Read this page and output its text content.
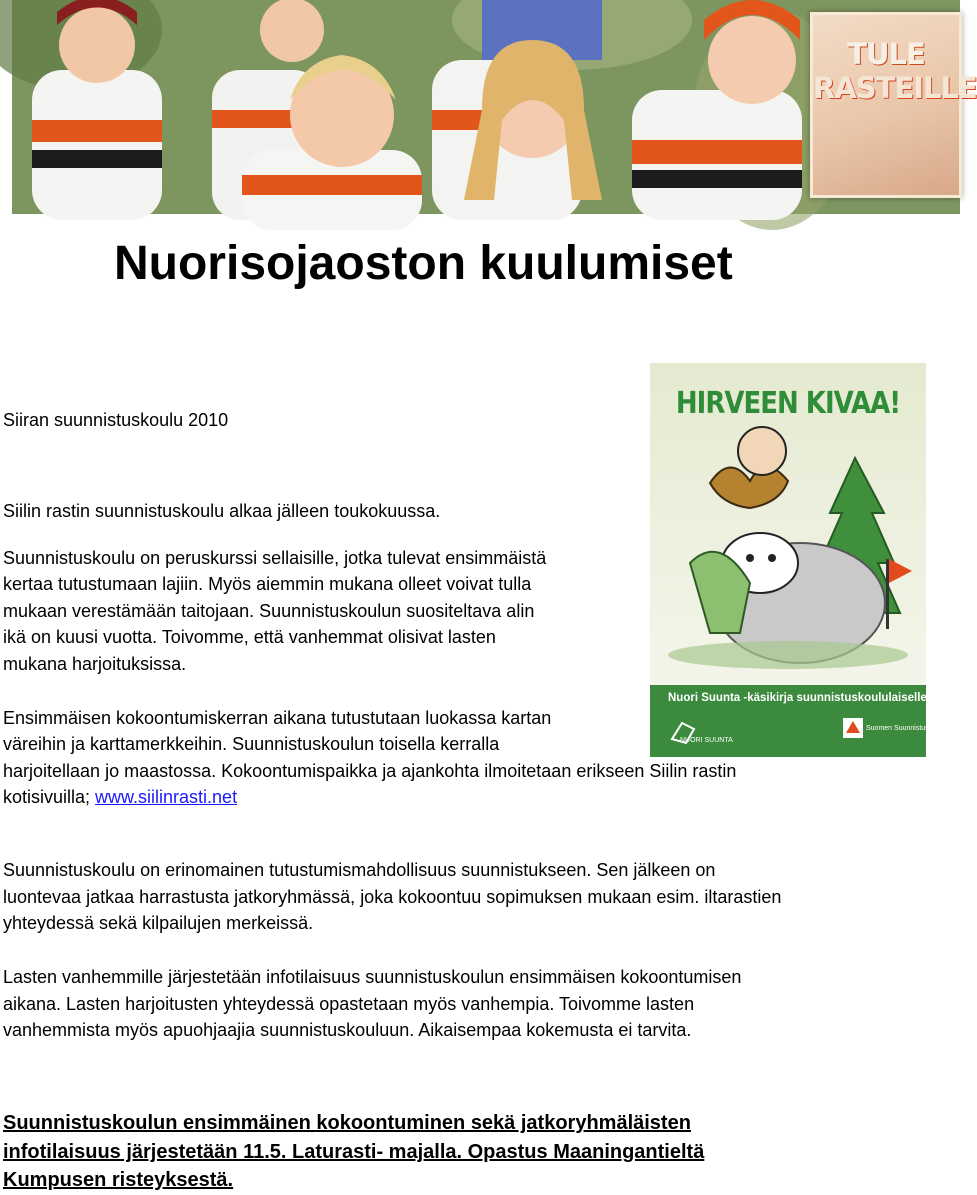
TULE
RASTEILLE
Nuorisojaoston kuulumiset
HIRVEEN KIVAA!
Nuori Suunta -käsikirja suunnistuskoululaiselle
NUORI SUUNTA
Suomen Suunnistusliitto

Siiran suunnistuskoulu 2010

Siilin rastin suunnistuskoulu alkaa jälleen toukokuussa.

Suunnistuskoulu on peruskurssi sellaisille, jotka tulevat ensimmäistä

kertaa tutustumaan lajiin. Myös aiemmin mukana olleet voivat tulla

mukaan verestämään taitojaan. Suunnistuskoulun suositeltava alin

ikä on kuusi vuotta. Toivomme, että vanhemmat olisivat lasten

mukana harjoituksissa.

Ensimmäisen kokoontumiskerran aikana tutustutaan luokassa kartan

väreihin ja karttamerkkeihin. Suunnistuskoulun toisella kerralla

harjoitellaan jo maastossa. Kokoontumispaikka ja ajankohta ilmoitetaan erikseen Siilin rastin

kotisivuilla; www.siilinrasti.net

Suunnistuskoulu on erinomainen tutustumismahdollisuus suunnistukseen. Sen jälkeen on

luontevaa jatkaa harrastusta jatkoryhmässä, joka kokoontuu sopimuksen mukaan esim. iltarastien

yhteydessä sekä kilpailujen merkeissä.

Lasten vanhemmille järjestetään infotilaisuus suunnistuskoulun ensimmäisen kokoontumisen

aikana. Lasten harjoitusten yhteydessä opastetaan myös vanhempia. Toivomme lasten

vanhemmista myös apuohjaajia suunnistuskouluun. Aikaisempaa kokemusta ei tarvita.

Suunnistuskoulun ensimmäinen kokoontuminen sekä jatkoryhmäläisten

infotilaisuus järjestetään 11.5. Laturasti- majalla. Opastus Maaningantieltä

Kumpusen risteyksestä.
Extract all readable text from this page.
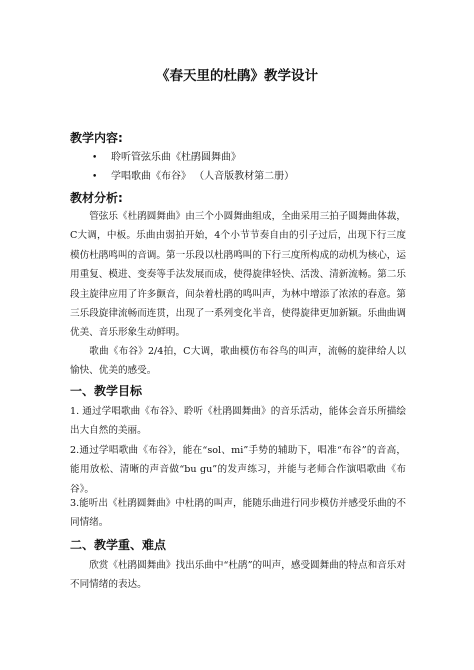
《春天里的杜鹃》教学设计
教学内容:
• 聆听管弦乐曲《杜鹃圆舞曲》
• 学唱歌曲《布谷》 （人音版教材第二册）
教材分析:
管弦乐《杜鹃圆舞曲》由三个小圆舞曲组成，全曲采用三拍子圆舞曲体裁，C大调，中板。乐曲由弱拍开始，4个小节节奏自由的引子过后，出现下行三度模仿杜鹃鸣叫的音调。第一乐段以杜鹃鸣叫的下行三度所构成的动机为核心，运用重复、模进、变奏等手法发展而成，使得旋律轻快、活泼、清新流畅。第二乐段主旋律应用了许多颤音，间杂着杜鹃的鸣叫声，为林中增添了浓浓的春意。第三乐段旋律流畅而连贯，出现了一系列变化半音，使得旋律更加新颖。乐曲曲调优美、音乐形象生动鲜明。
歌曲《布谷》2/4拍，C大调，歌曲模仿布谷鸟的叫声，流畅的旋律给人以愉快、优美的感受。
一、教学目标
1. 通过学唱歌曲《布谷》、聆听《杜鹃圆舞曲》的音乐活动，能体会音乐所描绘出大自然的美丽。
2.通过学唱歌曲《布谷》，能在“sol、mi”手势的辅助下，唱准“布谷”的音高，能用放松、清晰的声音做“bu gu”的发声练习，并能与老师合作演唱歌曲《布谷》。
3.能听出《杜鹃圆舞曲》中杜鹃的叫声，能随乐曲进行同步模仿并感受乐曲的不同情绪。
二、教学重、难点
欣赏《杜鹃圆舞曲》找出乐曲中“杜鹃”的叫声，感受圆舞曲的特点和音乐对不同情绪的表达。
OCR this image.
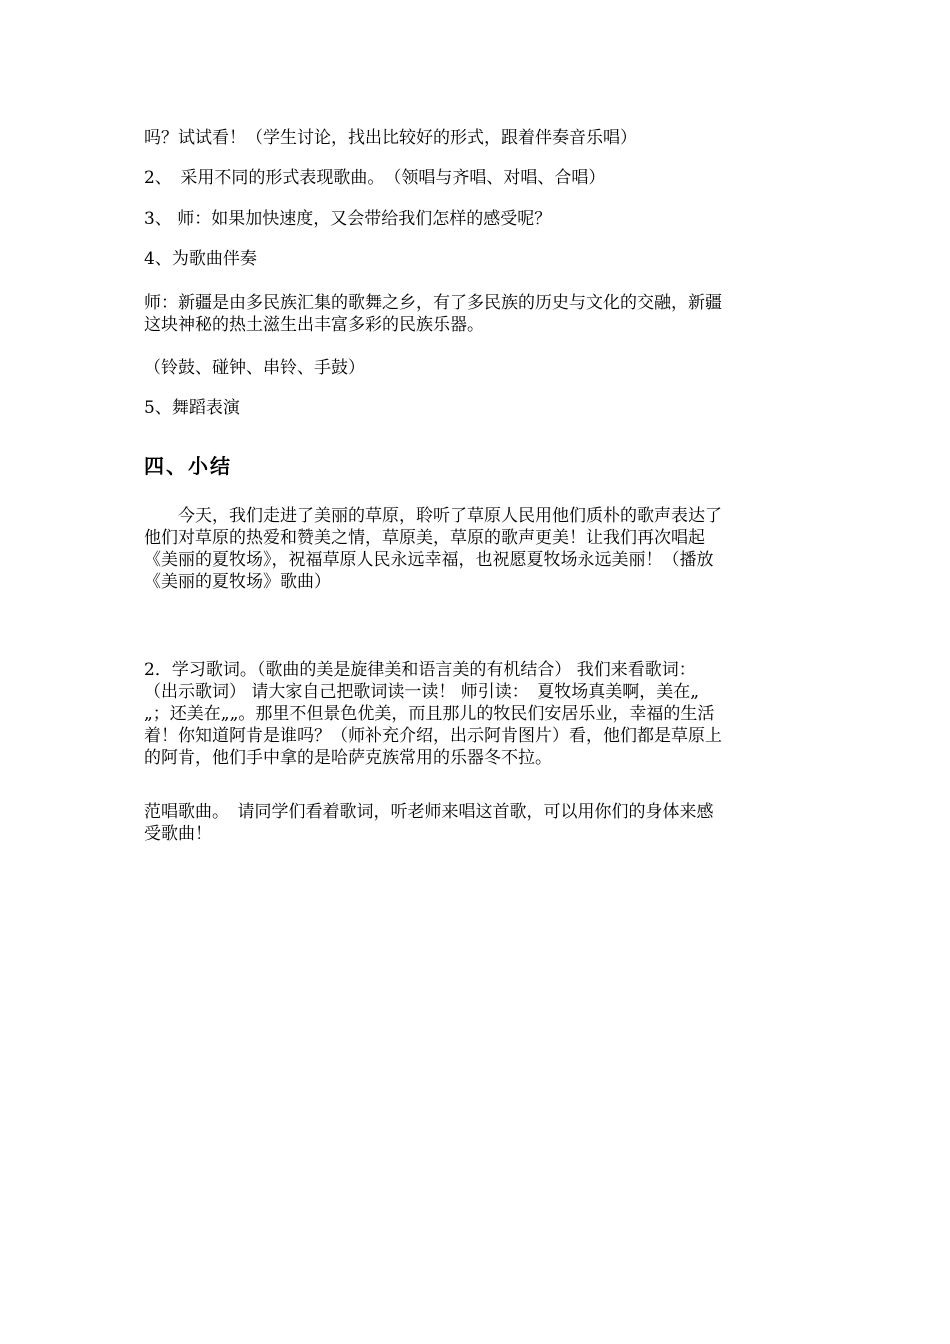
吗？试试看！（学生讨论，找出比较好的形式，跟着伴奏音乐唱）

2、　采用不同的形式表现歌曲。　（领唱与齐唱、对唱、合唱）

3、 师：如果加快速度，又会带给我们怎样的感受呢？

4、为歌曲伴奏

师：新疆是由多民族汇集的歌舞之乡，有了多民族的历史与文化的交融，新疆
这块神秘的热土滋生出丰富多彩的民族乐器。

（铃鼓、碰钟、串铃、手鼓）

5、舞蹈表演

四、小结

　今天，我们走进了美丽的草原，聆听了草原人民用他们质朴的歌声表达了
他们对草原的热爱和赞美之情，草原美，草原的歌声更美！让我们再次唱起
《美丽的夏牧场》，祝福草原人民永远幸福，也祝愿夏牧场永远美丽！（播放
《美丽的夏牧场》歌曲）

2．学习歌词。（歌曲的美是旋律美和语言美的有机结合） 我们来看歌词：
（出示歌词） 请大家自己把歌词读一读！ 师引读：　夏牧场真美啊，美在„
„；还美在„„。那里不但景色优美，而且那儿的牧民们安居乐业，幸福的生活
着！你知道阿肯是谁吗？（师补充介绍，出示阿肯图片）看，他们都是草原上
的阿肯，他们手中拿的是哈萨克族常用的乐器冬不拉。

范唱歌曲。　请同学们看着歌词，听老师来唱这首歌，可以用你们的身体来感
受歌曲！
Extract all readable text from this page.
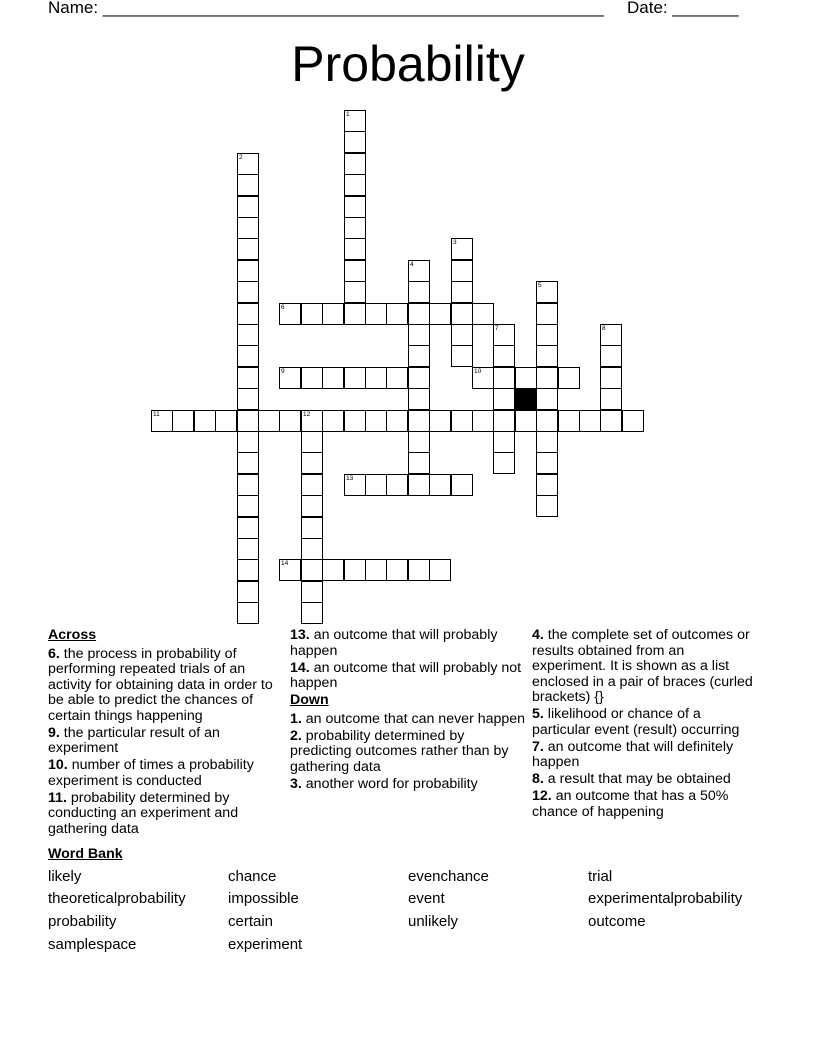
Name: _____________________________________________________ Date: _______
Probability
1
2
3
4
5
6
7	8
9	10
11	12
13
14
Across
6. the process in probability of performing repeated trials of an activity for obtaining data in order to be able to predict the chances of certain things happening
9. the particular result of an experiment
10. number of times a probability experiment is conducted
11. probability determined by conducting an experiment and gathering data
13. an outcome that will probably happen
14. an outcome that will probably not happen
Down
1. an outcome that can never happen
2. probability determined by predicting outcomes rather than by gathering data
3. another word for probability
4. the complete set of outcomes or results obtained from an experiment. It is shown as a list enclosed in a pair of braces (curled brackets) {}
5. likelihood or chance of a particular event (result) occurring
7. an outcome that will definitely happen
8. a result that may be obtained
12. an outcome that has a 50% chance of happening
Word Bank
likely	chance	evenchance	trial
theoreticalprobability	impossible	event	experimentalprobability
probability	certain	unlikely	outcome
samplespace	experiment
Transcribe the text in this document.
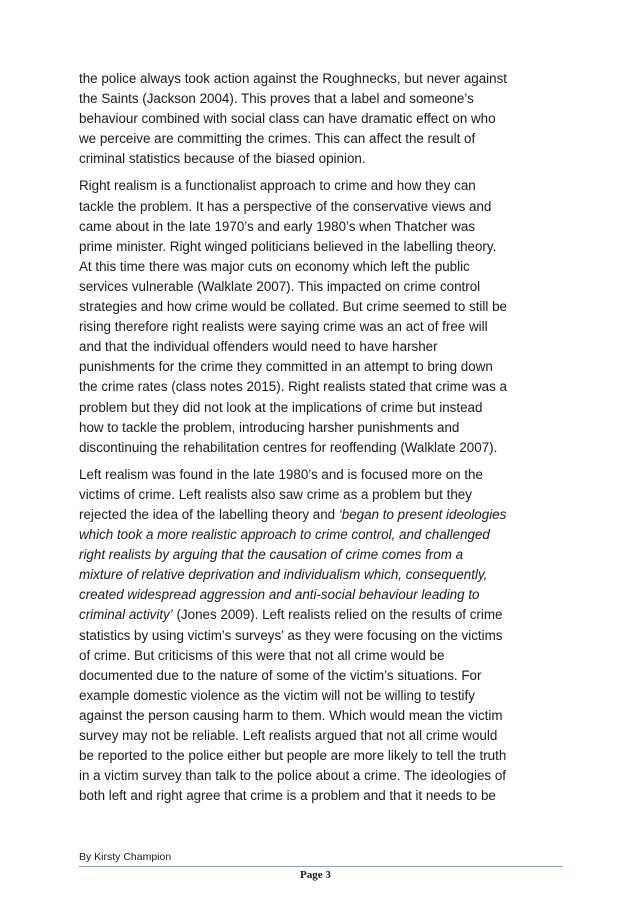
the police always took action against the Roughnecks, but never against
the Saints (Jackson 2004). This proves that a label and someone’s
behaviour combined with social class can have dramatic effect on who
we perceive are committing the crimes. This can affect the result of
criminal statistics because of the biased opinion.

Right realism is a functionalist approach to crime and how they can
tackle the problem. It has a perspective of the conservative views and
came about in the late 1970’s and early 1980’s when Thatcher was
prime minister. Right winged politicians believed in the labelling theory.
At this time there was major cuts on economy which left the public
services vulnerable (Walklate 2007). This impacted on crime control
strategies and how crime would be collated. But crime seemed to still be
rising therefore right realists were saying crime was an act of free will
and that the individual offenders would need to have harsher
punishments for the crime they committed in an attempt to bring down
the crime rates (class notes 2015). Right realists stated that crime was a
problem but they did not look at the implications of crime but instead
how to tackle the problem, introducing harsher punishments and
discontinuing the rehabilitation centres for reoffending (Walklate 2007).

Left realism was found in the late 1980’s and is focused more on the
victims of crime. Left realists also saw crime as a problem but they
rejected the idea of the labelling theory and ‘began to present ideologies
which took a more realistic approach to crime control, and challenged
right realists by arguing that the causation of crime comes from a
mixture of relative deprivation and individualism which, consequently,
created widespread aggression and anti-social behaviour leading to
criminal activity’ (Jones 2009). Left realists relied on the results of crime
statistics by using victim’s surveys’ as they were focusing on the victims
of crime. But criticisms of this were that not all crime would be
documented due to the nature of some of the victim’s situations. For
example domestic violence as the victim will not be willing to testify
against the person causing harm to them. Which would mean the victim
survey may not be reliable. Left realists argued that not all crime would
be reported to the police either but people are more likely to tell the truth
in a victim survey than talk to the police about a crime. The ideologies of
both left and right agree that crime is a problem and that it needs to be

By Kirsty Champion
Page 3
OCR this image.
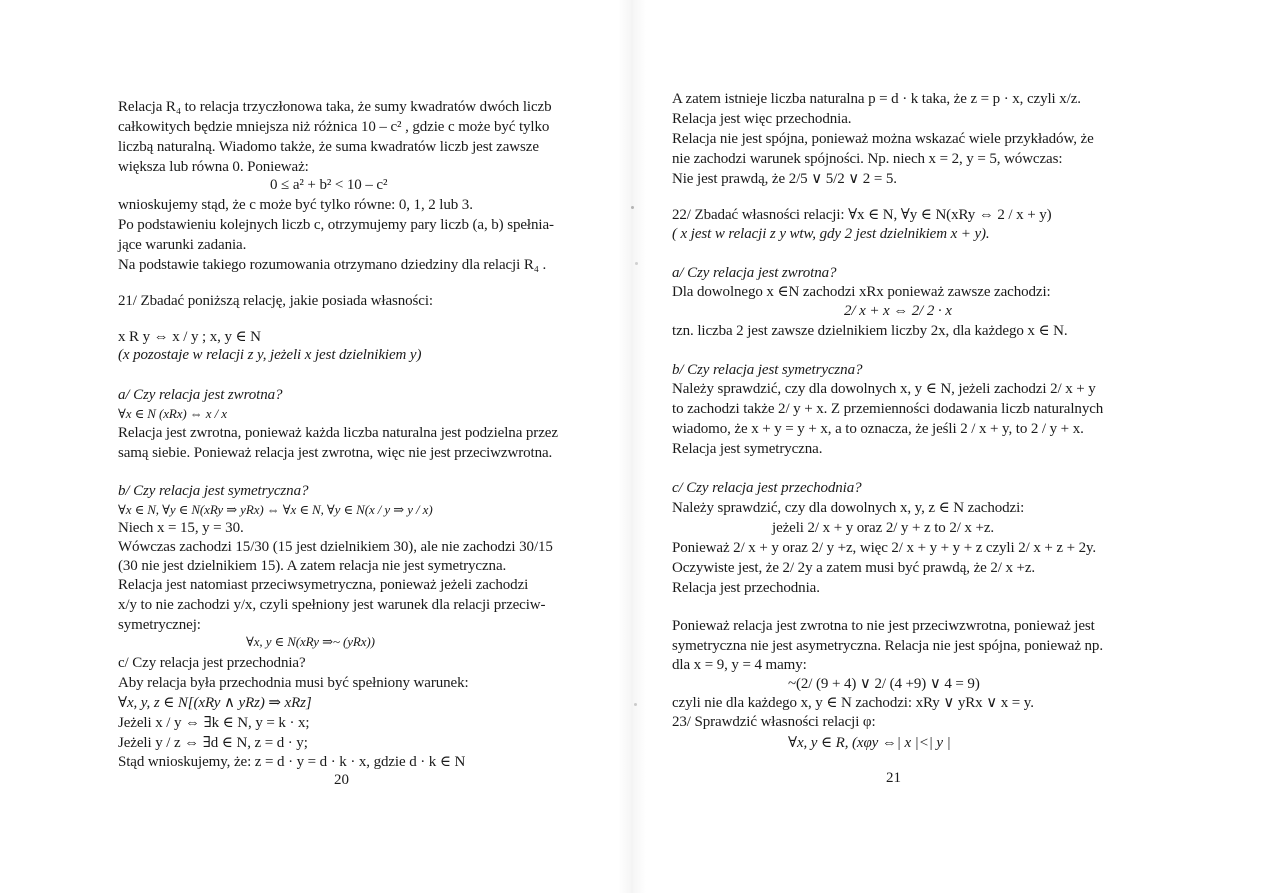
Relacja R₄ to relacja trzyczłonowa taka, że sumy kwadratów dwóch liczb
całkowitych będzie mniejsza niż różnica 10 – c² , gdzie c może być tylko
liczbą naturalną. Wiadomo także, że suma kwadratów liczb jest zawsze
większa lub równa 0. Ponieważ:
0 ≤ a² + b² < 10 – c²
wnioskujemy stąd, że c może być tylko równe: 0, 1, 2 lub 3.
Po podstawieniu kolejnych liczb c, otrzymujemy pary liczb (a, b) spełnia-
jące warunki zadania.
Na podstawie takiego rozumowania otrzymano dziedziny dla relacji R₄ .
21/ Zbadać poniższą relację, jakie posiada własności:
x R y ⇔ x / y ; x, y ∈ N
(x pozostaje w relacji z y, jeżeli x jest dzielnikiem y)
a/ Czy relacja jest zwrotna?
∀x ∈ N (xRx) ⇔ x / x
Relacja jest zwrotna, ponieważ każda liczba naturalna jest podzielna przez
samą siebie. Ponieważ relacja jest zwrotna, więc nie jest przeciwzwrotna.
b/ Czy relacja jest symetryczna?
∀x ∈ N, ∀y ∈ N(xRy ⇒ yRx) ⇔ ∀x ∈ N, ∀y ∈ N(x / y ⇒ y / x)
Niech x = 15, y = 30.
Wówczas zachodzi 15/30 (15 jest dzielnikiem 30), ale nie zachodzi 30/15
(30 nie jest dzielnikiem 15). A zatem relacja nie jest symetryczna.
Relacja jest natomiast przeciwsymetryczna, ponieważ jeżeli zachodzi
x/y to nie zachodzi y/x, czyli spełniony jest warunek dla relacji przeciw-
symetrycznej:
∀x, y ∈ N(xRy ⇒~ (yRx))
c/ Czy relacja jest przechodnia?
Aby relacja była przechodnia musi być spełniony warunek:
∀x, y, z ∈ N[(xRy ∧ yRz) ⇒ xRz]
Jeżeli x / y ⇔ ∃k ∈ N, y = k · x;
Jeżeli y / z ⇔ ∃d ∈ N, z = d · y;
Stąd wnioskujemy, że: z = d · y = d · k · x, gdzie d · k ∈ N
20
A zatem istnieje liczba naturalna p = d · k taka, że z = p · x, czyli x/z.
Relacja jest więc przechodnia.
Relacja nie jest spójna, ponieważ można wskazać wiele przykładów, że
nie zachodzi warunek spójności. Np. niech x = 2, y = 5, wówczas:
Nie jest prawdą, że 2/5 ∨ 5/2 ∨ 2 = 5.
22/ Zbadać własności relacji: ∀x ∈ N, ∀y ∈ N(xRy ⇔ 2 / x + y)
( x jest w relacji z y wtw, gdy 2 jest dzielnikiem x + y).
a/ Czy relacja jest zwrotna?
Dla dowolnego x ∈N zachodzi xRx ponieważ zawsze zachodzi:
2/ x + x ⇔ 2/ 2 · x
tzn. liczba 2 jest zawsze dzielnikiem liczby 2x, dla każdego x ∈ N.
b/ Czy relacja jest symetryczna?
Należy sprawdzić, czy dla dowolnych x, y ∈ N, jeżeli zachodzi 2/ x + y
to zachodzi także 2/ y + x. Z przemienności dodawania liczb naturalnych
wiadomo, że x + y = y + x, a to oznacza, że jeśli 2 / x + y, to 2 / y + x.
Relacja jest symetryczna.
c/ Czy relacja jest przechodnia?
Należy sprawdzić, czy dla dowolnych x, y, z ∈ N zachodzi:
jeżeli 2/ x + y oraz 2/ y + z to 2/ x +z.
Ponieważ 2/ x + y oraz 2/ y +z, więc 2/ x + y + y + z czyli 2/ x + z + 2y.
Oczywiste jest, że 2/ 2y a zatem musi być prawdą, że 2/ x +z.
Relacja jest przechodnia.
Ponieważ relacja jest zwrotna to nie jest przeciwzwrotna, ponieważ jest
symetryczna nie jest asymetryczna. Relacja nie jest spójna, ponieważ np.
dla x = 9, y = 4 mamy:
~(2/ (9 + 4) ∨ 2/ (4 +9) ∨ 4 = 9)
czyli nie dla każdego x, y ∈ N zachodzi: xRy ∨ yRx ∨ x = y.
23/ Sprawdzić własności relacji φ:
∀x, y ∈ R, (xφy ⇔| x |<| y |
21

### Directions for this task
From the entries above, copy every line where the word "więc" shows up.

### Finished exercise
samą siebie. Ponieważ relacja jest zwrotna, więc nie jest przeciwzwrotna.
Relacja jest więc przechodnia.
Ponieważ 2/ x + y oraz 2/ y +z, więc 2/ x + y + y + z czyli 2/ x + z + 2y.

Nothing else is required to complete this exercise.